* START Entries supplied *

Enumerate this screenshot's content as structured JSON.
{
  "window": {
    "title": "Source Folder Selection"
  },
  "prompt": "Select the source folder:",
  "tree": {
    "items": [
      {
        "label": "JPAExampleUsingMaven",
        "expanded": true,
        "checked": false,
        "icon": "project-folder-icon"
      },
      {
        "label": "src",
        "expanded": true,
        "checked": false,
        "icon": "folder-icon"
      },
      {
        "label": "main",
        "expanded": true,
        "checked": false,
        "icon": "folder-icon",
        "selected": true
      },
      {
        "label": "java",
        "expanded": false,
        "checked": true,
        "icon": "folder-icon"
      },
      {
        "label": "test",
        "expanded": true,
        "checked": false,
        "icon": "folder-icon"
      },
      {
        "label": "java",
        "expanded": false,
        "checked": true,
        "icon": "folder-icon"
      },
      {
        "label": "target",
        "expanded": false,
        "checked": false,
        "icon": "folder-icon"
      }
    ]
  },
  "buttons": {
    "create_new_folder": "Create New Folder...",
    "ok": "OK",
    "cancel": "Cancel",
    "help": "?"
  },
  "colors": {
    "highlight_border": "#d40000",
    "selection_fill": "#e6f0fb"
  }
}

* END Entries supplied *

Your instructions:
Write only the number of lines in the data above that include "label".

Expected answer:
7